▶ [Aim of the task]: Extract every line of the material below and reproduce it faithfully.

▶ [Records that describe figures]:

--- START ---

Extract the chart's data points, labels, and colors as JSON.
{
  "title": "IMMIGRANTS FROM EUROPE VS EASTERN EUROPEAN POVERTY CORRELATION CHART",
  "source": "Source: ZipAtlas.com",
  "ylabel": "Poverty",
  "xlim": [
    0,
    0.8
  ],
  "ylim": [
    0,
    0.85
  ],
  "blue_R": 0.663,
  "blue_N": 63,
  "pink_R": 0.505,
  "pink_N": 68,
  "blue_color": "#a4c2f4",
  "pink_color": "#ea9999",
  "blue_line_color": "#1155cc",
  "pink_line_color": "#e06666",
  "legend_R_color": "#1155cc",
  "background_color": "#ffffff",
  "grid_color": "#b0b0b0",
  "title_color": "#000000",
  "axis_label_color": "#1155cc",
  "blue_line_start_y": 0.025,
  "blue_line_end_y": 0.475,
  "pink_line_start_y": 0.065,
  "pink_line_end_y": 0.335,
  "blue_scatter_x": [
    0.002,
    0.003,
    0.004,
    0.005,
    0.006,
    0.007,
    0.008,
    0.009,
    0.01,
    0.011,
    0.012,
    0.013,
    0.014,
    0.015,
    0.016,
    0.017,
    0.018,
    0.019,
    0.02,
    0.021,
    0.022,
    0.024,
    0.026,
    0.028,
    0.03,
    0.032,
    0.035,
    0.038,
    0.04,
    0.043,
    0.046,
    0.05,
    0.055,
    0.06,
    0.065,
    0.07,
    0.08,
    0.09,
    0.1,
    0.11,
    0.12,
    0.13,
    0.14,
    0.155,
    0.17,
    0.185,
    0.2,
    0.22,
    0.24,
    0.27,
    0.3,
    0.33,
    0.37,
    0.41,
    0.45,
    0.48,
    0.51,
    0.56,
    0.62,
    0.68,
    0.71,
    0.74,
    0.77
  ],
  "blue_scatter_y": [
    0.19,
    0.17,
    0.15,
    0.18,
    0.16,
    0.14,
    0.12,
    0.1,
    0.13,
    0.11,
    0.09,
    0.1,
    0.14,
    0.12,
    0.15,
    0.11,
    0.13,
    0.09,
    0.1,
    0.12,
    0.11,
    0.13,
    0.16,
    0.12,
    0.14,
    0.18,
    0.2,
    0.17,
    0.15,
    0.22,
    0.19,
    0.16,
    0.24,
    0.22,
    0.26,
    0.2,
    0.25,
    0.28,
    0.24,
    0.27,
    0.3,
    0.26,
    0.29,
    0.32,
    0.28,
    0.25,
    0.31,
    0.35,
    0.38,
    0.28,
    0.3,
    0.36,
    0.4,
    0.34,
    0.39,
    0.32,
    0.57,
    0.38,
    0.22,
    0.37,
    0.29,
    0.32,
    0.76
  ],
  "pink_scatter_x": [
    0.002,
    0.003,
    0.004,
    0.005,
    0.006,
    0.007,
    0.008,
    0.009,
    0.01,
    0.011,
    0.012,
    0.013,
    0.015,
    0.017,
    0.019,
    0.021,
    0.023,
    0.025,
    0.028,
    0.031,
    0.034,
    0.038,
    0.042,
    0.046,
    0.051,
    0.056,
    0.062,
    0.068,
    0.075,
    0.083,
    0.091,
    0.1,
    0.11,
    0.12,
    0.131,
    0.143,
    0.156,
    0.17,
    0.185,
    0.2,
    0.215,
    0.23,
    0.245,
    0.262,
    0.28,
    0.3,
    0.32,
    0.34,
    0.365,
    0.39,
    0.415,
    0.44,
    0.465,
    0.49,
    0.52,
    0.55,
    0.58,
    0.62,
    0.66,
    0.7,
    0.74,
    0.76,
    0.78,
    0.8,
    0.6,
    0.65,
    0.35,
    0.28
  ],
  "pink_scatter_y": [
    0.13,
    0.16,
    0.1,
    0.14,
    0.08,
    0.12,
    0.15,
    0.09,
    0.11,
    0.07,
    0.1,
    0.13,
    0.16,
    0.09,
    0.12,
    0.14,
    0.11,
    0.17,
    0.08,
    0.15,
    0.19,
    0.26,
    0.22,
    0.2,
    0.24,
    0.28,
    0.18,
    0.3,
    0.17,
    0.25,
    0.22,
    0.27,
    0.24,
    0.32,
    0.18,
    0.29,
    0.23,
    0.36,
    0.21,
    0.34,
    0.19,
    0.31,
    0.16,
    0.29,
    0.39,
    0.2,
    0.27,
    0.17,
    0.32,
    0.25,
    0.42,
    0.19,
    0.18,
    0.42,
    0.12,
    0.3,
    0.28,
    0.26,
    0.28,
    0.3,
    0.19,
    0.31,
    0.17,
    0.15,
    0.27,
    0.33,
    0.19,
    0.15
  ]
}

--- END ---

▶ [Exercise output]:
Extract the chart's data points, labels, and colors as JSON.
{
  "title": "IMMIGRANTS FROM EUROPE VS EASTERN EUROPEAN POVERTY CORRELATION CHART",
  "source": "Source: ZipAtlas.com",
  "ylabel": "Poverty",
  "xlim": [
    0,
    0.8
  ],
  "ylim": [
    0,
    0.85
  ],
  "blue_R": 0.663,
  "blue_N": 63,
  "pink_R": 0.505,
  "pink_N": 68,
  "blue_color": "#a4c2f4",
  "pink_color": "#ea9999",
  "blue_line_color": "#1155cc",
  "pink_line_color": "#e06666",
  "legend_R_color": "#1155cc",
  "background_color": "#ffffff",
  "grid_color": "#b0b0b0",
  "title_color": "#000000",
  "axis_label_color": "#1155cc",
  "blue_line_start_y": 0.025,
  "blue_line_end_y": 0.475,
  "pink_line_start_y": 0.065,
  "pink_line_end_y": 0.335,
  "blue_scatter_x": [
    0.002,
    0.003,
    0.004,
    0.005,
    0.006,
    0.007,
    0.008,
    0.009,
    0.01,
    0.011,
    0.012,
    0.013,
    0.014,
    0.015,
    0.016,
    0.017,
    0.018,
    0.019,
    0.02,
    0.021,
    0.022,
    0.024,
    0.026,
    0.028,
    0.03,
    0.032,
    0.035,
    0.038,
    0.04,
    0.043,
    0.046,
    0.05,
    0.055,
    0.06,
    0.065,
    0.07,
    0.08,
    0.09,
    0.1,
    0.11,
    0.12,
    0.13,
    0.14,
    0.155,
    0.17,
    0.185,
    0.2,
    0.22,
    0.24,
    0.27,
    0.3,
    0.33,
    0.37,
    0.41,
    0.45,
    0.48,
    0.51,
    0.56,
    0.62,
    0.68,
    0.71,
    0.74,
    0.77
  ],
  "blue_scatter_y": [
    0.19,
    0.17,
    0.15,
    0.18,
    0.16,
    0.14,
    0.12,
    0.1,
    0.13,
    0.11,
    0.09,
    0.1,
    0.14,
    0.12,
    0.15,
    0.11,
    0.13,
    0.09,
    0.1,
    0.12,
    0.11,
    0.13,
    0.16,
    0.12,
    0.14,
    0.18,
    0.2,
    0.17,
    0.15,
    0.22,
    0.19,
    0.16,
    0.24,
    0.22,
    0.26,
    0.2,
    0.25,
    0.28,
    0.24,
    0.27,
    0.3,
    0.26,
    0.29,
    0.32,
    0.28,
    0.25,
    0.31,
    0.35,
    0.38,
    0.28,
    0.3,
    0.36,
    0.4,
    0.34,
    0.39,
    0.32,
    0.57,
    0.38,
    0.22,
    0.37,
    0.29,
    0.32,
    0.76
  ],
  "pink_scatter_x": [
    0.002,
    0.003,
    0.004,
    0.005,
    0.006,
    0.007,
    0.008,
    0.009,
    0.01,
    0.011,
    0.012,
    0.013,
    0.015,
    0.017,
    0.019,
    0.021,
    0.023,
    0.025,
    0.028,
    0.031,
    0.034,
    0.038,
    0.042,
    0.046,
    0.051,
    0.056,
    0.062,
    0.068,
    0.075,
    0.083,
    0.091,
    0.1,
    0.11,
    0.12,
    0.131,
    0.143,
    0.156,
    0.17,
    0.185,
    0.2,
    0.215,
    0.23,
    0.245,
    0.262,
    0.28,
    0.3,
    0.32,
    0.34,
    0.365,
    0.39,
    0.415,
    0.44,
    0.465,
    0.49,
    0.52,
    0.55,
    0.58,
    0.62,
    0.66,
    0.7,
    0.74,
    0.76,
    0.78,
    0.8,
    0.6,
    0.65,
    0.35,
    0.28
  ],
  "pink_scatter_y": [
    0.13,
    0.16,
    0.1,
    0.14,
    0.08,
    0.12,
    0.15,
    0.09,
    0.11,
    0.07,
    0.1,
    0.13,
    0.16,
    0.09,
    0.12,
    0.14,
    0.11,
    0.17,
    0.08,
    0.15,
    0.19,
    0.26,
    0.22,
    0.2,
    0.24,
    0.28,
    0.18,
    0.3,
    0.17,
    0.25,
    0.22,
    0.27,
    0.24,
    0.32,
    0.18,
    0.29,
    0.23,
    0.36,
    0.21,
    0.34,
    0.19,
    0.31,
    0.16,
    0.29,
    0.39,
    0.2,
    0.27,
    0.17,
    0.32,
    0.25,
    0.42,
    0.19,
    0.18,
    0.42,
    0.12,
    0.3,
    0.28,
    0.26,
    0.28,
    0.3,
    0.19,
    0.31,
    0.17,
    0.15,
    0.27,
    0.33,
    0.19,
    0.15
  ]
}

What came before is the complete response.